# Task:
Copy out the listing that follows, exactly, without its pictures.

======== Dataset rows ========

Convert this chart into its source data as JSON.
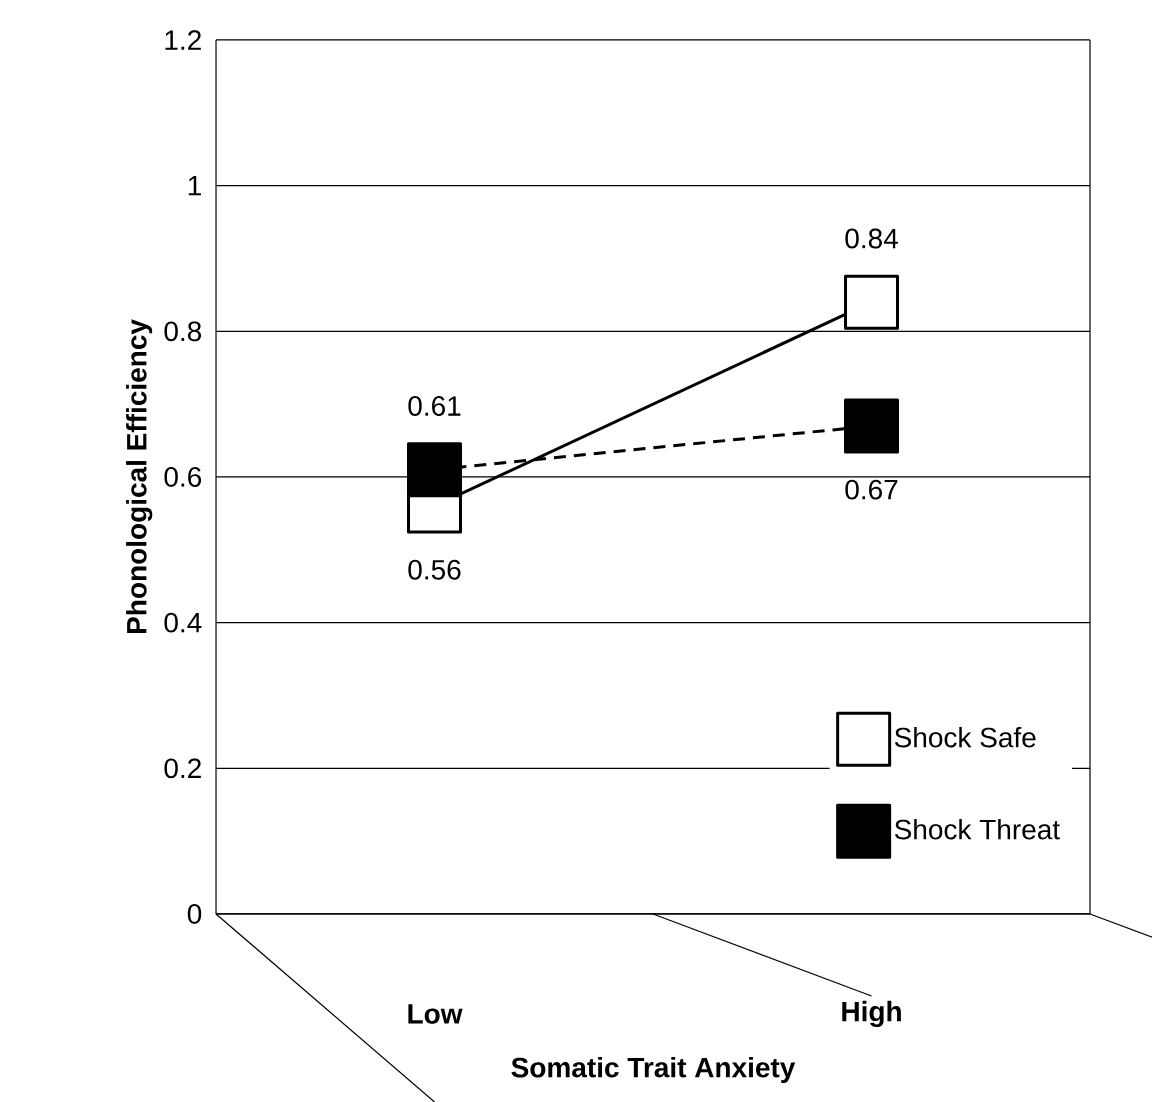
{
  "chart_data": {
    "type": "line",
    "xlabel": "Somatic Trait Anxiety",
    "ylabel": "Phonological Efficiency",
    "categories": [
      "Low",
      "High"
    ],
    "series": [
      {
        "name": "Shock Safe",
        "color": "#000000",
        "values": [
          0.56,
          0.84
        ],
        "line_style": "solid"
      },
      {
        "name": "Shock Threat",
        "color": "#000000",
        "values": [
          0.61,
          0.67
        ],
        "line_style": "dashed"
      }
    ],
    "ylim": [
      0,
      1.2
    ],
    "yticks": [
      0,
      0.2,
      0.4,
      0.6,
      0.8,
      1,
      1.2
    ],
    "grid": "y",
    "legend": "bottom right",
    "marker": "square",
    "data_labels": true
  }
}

========

# Complete response:
Convert this chart into its source data as JSON.
{
  "chart_data": {
    "type": "line",
    "xlabel": "Somatic Trait Anxiety",
    "ylabel": "Phonological Efficiency",
    "categories": [
      "Low",
      "High"
    ],
    "series": [
      {
        "name": "Shock Safe",
        "color": "#000000",
        "values": [
          0.56,
          0.84
        ],
        "line_style": "solid"
      },
      {
        "name": "Shock Threat",
        "color": "#000000",
        "values": [
          0.61,
          0.67
        ],
        "line_style": "dashed"
      }
    ],
    "ylim": [
      0,
      1.2
    ],
    "yticks": [
      0,
      0.2,
      0.4,
      0.6,
      0.8,
      1,
      1.2
    ],
    "grid": "y",
    "legend": "bottom right",
    "marker": "square",
    "data_labels": true
  }
}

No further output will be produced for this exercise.